## THE TASK
Print exactly the lines from the one containing "What text is on this page?" through the last line of the listing, both included.
# start of DATA TO USE
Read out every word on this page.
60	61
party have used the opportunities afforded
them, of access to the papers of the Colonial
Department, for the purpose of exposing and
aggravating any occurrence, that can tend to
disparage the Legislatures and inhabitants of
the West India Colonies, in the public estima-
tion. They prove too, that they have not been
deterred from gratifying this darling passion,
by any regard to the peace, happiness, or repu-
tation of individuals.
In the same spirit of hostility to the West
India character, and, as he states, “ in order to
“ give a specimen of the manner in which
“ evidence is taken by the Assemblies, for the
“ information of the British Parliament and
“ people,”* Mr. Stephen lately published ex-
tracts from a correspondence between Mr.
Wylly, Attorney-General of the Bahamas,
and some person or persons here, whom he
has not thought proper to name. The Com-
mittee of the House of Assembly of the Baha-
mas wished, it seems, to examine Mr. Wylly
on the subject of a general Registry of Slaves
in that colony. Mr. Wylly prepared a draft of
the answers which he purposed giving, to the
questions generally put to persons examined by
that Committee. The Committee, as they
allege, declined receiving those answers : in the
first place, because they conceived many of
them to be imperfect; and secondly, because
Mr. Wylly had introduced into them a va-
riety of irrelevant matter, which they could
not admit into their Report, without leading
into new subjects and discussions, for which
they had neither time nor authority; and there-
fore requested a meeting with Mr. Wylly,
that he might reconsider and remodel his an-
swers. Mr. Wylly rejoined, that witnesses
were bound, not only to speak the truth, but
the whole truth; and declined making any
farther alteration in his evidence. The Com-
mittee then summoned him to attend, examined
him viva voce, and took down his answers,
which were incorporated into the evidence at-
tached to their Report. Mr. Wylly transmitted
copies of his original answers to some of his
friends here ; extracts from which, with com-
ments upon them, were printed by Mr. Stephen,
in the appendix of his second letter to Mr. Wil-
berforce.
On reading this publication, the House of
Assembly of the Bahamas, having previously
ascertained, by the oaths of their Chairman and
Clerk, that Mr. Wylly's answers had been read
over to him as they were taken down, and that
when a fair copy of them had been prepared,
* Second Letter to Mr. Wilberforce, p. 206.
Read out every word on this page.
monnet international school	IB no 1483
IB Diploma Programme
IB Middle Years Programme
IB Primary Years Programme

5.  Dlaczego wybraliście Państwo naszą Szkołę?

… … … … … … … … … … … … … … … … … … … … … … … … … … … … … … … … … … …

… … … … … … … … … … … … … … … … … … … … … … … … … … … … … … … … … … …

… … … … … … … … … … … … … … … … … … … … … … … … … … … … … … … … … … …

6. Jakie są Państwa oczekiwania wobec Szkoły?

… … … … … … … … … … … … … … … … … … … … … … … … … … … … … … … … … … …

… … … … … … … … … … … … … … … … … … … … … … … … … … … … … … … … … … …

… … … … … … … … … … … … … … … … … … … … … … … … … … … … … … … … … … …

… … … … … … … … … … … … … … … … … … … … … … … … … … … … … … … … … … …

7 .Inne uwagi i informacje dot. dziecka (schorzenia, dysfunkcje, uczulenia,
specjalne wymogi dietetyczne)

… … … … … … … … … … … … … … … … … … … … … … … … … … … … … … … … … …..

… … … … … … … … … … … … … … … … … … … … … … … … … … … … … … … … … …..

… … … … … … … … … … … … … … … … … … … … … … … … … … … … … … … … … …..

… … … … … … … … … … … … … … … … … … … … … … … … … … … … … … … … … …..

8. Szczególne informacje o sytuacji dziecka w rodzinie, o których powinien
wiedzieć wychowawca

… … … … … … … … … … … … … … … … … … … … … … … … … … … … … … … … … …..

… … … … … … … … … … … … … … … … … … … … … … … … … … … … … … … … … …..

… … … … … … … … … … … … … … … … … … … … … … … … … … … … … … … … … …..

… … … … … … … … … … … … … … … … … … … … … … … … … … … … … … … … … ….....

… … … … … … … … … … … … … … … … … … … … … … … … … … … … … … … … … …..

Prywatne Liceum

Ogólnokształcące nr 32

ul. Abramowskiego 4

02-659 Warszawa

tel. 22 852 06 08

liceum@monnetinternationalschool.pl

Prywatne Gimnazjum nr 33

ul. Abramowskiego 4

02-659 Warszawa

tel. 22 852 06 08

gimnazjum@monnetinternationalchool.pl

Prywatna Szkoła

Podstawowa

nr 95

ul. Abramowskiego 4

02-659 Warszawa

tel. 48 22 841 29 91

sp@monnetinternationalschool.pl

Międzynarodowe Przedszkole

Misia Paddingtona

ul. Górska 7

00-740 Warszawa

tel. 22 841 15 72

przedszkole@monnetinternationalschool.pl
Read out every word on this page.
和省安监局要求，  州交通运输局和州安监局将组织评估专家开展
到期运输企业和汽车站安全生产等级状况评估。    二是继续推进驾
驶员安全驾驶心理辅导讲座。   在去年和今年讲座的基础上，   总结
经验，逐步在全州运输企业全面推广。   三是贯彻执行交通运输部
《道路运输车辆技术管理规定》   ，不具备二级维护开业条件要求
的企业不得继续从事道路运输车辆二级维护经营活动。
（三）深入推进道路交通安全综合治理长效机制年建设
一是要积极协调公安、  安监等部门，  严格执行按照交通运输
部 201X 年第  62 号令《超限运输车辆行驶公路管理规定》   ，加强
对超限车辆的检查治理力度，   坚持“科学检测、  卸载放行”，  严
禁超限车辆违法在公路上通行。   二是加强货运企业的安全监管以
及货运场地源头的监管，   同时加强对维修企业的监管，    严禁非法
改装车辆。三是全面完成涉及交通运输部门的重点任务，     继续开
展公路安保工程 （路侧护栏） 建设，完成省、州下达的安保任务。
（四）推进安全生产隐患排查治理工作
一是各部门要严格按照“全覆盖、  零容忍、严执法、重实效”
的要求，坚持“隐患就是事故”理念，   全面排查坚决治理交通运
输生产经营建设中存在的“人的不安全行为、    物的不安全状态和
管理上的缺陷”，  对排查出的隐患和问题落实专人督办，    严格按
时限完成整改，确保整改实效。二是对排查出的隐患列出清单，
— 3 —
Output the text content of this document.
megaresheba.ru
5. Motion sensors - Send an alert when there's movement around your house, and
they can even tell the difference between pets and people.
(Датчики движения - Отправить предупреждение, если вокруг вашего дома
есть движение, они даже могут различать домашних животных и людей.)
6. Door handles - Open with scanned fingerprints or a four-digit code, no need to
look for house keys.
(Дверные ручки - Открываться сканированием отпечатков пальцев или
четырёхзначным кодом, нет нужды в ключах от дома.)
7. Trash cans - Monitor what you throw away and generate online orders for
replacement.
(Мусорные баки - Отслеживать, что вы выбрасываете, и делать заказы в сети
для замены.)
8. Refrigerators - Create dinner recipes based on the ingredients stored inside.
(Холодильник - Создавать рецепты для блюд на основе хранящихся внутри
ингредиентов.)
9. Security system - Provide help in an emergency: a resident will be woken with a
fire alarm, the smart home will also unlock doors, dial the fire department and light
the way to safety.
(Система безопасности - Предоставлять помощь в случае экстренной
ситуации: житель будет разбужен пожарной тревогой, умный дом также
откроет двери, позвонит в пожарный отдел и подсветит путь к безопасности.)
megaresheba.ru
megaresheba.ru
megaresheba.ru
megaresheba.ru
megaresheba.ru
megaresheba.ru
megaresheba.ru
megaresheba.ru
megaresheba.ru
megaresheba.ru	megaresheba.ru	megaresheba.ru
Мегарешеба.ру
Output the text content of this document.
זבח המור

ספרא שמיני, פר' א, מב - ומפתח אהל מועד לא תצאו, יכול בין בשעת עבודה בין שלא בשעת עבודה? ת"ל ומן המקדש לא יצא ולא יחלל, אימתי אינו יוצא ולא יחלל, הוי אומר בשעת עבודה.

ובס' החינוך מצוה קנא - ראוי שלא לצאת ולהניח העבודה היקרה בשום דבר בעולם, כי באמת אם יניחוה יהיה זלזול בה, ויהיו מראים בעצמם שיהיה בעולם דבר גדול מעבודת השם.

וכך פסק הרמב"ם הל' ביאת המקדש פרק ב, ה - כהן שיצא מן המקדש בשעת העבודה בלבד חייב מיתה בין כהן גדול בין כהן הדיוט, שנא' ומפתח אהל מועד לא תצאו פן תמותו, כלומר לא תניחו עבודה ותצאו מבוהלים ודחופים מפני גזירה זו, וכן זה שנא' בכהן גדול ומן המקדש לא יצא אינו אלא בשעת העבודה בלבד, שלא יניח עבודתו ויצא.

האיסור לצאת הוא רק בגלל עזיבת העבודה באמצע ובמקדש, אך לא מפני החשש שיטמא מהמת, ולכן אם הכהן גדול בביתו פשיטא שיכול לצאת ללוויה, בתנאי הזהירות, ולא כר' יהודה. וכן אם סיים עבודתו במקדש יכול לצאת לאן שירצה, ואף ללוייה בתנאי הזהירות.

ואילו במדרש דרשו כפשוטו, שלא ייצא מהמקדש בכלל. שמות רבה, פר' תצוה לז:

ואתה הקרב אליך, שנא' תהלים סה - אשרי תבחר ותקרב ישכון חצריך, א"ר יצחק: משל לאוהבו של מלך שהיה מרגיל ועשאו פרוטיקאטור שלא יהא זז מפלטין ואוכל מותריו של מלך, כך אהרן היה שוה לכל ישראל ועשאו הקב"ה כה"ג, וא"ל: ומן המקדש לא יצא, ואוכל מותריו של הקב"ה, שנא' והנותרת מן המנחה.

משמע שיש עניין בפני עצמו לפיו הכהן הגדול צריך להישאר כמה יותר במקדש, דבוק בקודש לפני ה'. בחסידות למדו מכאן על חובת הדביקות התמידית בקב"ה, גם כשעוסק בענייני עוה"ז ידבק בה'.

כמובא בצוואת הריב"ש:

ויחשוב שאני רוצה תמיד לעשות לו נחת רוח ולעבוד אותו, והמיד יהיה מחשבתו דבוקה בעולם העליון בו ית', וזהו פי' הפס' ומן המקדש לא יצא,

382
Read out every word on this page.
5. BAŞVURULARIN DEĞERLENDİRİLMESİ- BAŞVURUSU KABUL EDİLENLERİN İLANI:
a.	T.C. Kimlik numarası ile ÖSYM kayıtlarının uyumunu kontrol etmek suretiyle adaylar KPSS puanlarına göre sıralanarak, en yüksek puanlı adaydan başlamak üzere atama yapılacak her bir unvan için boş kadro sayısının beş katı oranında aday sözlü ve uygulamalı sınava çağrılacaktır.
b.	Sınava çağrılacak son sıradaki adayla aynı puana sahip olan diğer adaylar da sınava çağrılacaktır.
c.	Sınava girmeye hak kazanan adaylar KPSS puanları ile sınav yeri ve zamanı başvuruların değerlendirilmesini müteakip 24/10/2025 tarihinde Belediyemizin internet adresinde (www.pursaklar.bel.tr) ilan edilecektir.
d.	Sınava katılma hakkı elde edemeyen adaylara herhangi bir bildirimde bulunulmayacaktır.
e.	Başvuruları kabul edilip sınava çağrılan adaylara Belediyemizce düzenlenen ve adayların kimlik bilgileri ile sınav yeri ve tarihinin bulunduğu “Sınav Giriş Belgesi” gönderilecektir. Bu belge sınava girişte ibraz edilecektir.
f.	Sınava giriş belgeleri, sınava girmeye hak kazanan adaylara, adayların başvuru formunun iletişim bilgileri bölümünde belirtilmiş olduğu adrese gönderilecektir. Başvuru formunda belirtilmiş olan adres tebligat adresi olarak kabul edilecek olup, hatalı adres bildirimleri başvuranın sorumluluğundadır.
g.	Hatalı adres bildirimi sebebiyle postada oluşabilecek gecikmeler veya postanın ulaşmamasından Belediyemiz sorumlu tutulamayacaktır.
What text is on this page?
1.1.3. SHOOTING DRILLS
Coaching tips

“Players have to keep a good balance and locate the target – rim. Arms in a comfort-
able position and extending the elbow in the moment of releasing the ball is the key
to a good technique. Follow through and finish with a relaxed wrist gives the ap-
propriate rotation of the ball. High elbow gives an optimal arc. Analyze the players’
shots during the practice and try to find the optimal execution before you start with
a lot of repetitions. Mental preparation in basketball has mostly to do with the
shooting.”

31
# end of DATA TO USE
## CORRECT RESULT
What text is on this page?
1.1.3. SHOOTING DRILLS
Coaching tips

“Players have to keep a good balance and locate the target – rim. Arms in a comfort-
able position and extending the elbow in the moment of releasing the ball is the key
to a good technique. Follow through and finish with a relaxed wrist gives the ap-
propriate rotation of the ball. High elbow gives an optimal arc. Analyze the players’
shots during the practice and try to find the optimal execution before you start with
a lot of repetitions. Mental preparation in basketball has mostly to do with the
shooting.”

31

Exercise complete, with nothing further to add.